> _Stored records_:
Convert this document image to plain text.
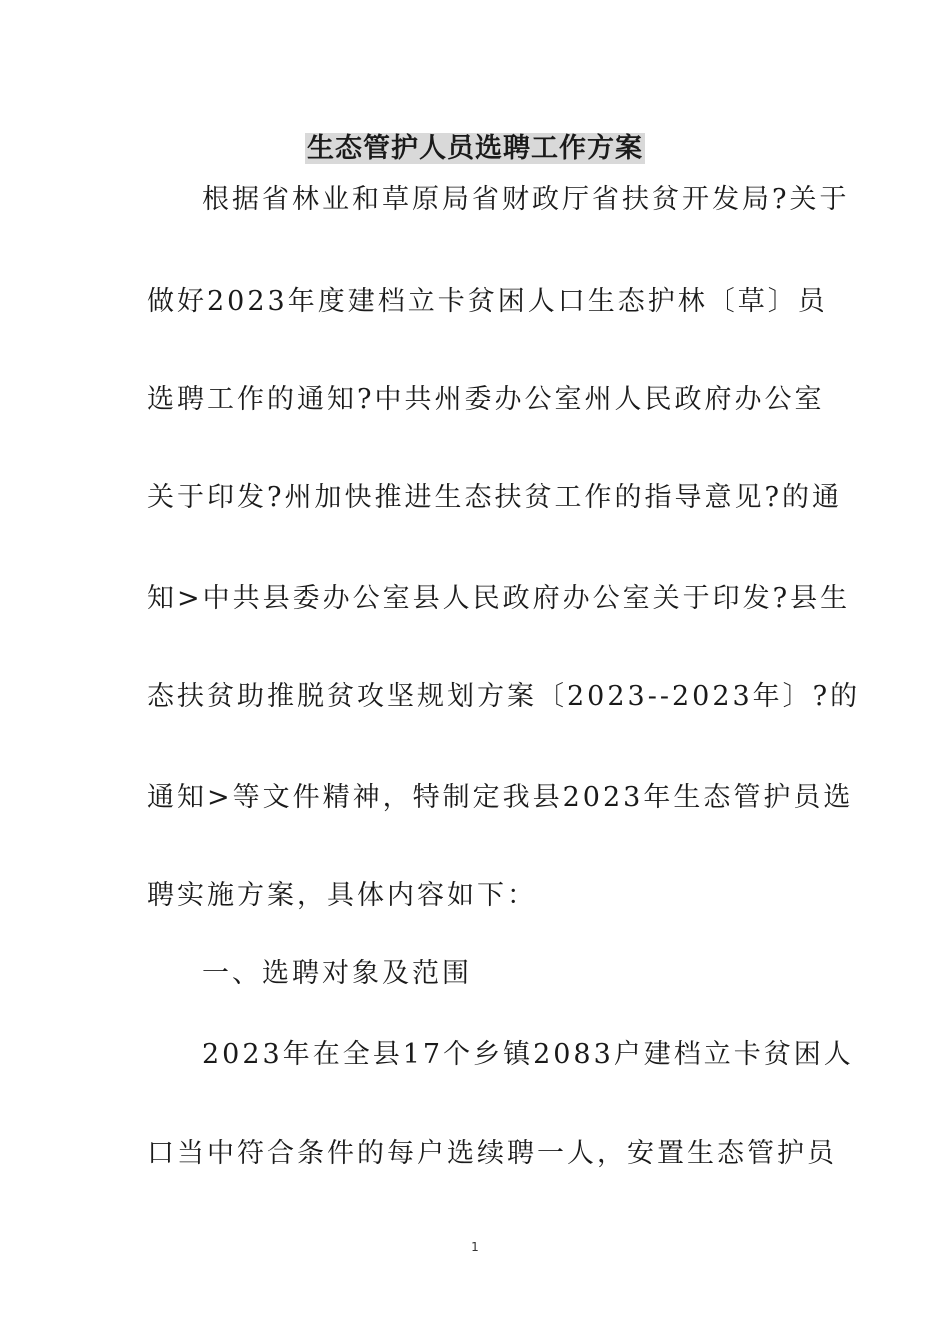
生态管护人员选聘工作方案
根据省林业和草原局省财政厅省扶贫开发局?关于
做好2023年度建档立卡贫困人口生态护林〔草〕员
选聘工作的通知?中共州委办公室州人民政府办公室
关于印发?州加快推进生态扶贫工作的指导意见?的通
知>中共县委办公室县人民政府办公室关于印发?县生
态扶贫助推脱贫攻坚规划方案〔2023--2023年〕?的
通知>等文件精神，特制定我县2023年生态管护员选
聘实施方案，具体内容如下：
一、选聘对象及范围
2023年在全县17个乡镇2083户建档立卡贫困人
口当中符合条件的每户选续聘一人，安置生态管护员
1
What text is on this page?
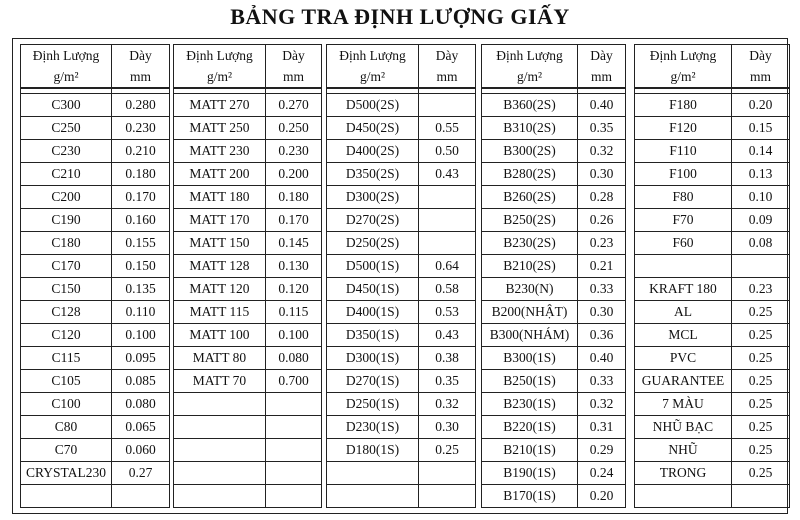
BẢNG TRA ĐỊNH LƯỢNG GIẤY
Định Lượng	Dày
g/m²	mm

C300	0.280
C250	0.230
C230	0.210
C210	0.180
C200	0.170
C190	0.160
C180	0.155
C170	0.150
C150	0.135
C128	0.110
C120	0.100
C115	0.095
C105	0.085
C100	0.080
C80	0.065
C70	0.060
CRYSTAL230	0.27

Định Lượng	Dày
g/m²	mm

MATT 270	0.270
MATT 250	0.250
MATT 230	0.230
MATT 200	0.200
MATT 180	0.180
MATT 170	0.170
MATT 150	0.145
MATT 128	0.130
MATT 120	0.120
MATT 115	0.115
MATT 100	0.100
MATT 80	0.080
MATT 70	0.700

Định Lượng	Dày
g/m²	mm

D500(2S)	
D450(2S)	0.55
D400(2S)	0.50
D350(2S)	0.43
D300(2S)	
D270(2S)	
D250(2S)	
D500(1S)	0.64
D450(1S)	0.58
D400(1S)	0.53
D350(1S)	0.43
D300(1S)	0.38
D270(1S)	0.35
D250(1S)	0.32
D230(1S)	0.30
D180(1S)	0.25

Định Lượng	Dày
g/m²	mm

B360(2S)	0.40
B310(2S)	0.35
B300(2S)	0.32
B280(2S)	0.30
B260(2S)	0.28
B250(2S)	0.26
B230(2S)	0.23
B210(2S)	0.21
B230(N)	0.33
B200(NHẬT)	0.30
B300(NHÁM)	0.36
B300(1S)	0.40
B250(1S)	0.33
B230(1S)	0.32
B220(1S)	0.31
B210(1S)	0.29
B190(1S)	0.24
B170(1S)	0.20
Định Lượng	Dày
g/m²	mm

F180	0.20
F120	0.15
F110	0.14
F100	0.13
F80	0.10
F70	0.09
F60	0.08

KRAFT 180	0.23
AL	0.25
MCL	0.25
PVC	0.25
GUARANTEE	0.25
7 MÀU	0.25
NHŨ BẠC	0.25
NHŨ	0.25
TRONG	0.25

> _REQUEST_:
Above are the records. Identify each line that contains the word "text".

> _PROBLEM SOLUTION_:
Convert this document image to plain text.
What text is on this page?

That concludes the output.